**Your objective**
Check each line of the listing below for the string "upper", and copy the ones that have it.
══ Supplied material ══
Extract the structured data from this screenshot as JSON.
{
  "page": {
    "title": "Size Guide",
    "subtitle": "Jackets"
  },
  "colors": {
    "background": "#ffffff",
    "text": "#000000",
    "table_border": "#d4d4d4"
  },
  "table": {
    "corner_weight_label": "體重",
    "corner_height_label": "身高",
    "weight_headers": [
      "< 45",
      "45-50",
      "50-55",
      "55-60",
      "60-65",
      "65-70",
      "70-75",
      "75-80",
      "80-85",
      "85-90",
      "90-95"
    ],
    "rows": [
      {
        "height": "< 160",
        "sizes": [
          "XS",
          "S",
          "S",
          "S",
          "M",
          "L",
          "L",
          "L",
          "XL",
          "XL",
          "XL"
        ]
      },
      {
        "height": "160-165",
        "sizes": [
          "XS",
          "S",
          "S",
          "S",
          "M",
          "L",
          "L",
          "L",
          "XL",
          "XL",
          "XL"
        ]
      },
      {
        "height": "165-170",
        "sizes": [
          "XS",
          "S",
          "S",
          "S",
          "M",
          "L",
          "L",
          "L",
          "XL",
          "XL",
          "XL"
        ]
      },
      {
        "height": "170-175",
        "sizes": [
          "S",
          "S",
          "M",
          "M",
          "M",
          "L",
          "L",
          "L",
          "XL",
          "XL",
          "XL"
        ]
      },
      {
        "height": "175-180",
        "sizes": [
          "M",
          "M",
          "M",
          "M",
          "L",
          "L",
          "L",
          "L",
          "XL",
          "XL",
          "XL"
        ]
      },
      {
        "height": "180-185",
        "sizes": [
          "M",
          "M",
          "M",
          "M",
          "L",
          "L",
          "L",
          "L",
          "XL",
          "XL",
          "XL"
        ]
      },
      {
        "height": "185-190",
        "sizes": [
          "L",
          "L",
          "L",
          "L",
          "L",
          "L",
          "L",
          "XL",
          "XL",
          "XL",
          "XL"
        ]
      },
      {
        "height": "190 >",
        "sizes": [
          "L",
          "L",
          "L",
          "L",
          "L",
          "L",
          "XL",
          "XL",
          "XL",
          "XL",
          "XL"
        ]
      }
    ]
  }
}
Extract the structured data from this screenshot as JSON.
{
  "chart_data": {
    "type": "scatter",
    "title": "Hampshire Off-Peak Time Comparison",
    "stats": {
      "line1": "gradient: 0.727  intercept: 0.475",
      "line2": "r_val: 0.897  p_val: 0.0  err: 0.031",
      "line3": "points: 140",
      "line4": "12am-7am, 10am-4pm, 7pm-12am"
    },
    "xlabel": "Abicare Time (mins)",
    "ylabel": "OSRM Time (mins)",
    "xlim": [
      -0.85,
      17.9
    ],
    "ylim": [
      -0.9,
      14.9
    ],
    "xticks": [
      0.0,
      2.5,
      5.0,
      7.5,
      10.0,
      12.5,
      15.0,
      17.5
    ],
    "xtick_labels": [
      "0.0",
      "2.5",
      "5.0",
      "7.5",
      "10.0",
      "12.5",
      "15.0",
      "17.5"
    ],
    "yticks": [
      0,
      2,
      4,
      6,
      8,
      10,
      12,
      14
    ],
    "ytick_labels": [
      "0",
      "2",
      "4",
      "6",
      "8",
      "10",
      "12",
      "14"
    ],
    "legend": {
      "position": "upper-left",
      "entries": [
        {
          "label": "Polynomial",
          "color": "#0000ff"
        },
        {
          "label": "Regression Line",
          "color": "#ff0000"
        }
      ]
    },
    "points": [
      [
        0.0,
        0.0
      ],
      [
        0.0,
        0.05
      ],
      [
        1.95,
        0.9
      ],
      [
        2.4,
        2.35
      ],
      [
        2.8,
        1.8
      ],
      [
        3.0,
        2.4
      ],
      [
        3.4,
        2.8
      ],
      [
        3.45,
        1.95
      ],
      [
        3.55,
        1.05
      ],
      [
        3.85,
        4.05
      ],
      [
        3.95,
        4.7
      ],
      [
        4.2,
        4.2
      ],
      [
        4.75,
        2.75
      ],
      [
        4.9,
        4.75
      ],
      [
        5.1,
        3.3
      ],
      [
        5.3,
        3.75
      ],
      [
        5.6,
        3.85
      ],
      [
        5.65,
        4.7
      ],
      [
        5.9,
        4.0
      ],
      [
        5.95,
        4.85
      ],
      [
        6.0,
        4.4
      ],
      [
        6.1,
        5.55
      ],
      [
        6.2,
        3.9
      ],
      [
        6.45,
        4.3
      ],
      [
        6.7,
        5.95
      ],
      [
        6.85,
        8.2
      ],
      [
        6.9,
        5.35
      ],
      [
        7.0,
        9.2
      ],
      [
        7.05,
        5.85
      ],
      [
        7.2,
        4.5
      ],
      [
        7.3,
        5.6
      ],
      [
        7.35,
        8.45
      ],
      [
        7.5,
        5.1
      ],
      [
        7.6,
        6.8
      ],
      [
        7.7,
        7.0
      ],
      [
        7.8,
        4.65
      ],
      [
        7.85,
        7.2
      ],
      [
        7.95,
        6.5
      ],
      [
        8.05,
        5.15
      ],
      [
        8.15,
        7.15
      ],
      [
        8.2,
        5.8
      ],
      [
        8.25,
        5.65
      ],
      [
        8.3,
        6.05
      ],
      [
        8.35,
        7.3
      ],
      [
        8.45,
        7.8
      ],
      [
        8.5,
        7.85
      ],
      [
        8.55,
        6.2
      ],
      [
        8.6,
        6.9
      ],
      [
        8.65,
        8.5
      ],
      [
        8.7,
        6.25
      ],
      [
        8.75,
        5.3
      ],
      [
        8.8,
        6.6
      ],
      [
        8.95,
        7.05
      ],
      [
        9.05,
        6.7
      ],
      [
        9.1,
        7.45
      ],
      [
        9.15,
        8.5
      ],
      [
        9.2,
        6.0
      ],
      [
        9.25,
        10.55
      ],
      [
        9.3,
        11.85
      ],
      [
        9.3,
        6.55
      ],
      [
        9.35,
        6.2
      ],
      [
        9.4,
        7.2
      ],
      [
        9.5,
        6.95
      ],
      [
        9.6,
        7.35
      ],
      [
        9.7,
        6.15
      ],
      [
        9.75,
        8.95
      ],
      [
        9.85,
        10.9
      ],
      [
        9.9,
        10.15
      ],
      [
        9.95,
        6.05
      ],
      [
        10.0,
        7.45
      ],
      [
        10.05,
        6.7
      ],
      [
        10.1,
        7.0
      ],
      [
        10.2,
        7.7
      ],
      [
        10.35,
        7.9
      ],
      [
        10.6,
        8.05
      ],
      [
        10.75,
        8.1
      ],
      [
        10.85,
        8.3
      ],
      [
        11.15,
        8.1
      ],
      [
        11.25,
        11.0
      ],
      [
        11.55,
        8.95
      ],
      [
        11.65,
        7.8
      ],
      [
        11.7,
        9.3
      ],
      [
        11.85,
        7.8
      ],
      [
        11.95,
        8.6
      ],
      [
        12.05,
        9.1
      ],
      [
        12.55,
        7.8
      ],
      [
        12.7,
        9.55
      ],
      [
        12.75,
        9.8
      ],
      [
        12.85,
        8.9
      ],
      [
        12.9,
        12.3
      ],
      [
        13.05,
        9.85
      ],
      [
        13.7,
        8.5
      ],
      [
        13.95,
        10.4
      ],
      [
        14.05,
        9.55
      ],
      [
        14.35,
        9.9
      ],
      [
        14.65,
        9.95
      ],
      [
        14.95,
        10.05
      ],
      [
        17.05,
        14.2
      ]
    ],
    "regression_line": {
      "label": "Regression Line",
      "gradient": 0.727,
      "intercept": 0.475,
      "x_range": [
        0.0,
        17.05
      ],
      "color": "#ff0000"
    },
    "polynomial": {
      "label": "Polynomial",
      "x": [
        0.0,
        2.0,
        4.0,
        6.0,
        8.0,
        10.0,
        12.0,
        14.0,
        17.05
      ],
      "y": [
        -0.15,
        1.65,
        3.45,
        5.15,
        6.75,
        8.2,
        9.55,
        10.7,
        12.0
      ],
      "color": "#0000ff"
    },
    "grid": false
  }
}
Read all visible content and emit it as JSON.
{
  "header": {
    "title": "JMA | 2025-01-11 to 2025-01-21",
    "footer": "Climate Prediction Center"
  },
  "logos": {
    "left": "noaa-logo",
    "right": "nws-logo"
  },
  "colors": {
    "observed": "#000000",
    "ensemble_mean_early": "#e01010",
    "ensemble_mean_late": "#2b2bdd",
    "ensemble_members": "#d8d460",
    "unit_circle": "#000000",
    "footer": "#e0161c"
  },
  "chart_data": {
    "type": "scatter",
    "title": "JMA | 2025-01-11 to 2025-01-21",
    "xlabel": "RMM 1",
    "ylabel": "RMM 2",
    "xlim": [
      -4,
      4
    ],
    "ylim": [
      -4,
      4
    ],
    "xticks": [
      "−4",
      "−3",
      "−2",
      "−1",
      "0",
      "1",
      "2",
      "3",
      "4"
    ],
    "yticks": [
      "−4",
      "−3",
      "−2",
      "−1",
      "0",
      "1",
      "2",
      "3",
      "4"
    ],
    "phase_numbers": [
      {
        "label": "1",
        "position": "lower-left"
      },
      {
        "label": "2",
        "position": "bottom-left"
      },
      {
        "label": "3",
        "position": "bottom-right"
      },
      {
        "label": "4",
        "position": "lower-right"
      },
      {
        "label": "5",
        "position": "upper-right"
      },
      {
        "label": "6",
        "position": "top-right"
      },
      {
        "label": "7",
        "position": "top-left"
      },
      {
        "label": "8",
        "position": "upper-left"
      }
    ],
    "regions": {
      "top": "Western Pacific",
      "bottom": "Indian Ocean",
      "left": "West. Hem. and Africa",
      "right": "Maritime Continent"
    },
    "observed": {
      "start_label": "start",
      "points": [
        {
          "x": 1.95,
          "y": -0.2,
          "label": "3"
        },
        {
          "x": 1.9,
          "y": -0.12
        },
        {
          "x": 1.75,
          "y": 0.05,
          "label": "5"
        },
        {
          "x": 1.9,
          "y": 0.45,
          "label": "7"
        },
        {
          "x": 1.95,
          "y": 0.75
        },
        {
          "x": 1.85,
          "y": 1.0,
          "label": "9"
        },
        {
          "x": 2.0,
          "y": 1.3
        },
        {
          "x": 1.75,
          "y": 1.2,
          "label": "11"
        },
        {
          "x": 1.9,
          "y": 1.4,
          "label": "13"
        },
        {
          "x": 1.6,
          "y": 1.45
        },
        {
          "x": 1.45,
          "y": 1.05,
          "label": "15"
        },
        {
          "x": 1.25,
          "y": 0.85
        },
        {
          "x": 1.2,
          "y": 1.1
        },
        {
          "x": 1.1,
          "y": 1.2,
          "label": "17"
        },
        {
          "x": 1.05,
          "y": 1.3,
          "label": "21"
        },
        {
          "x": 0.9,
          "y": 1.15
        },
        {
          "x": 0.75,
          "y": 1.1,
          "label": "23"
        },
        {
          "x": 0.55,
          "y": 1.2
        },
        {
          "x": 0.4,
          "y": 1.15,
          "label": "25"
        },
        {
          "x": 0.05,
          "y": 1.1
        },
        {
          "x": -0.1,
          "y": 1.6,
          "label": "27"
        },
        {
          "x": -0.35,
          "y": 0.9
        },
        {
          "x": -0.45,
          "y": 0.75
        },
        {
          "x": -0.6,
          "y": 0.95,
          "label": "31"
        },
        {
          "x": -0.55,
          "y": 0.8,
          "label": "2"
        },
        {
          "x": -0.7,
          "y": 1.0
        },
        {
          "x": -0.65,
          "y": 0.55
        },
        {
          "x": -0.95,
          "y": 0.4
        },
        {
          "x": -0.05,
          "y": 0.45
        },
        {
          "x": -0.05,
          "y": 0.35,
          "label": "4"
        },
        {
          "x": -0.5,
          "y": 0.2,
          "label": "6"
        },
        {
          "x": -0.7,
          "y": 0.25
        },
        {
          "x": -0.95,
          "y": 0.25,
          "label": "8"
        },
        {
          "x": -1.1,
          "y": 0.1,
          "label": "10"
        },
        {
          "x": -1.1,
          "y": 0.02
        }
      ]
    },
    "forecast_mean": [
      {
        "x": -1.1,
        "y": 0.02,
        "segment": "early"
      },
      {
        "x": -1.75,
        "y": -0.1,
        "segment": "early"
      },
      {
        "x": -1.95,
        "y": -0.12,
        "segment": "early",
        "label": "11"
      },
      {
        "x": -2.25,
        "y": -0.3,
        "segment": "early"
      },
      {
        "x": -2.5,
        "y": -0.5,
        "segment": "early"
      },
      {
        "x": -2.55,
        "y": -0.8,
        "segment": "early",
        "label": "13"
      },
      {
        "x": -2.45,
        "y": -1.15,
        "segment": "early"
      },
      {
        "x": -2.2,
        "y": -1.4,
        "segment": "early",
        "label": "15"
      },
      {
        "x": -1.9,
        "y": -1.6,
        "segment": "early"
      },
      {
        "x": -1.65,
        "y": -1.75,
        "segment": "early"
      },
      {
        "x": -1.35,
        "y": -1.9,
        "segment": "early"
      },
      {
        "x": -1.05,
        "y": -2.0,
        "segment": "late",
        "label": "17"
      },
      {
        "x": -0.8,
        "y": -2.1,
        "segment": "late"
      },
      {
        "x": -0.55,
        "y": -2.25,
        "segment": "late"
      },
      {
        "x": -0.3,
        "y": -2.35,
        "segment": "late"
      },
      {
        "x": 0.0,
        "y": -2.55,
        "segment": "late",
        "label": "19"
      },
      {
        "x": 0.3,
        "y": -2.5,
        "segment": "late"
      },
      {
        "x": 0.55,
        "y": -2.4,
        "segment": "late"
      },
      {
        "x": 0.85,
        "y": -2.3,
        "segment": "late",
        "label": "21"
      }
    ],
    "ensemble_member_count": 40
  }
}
═══
**Result for this task**
      "position": "upper-left",
        "position": "upper-right"
        "position": "upper-left"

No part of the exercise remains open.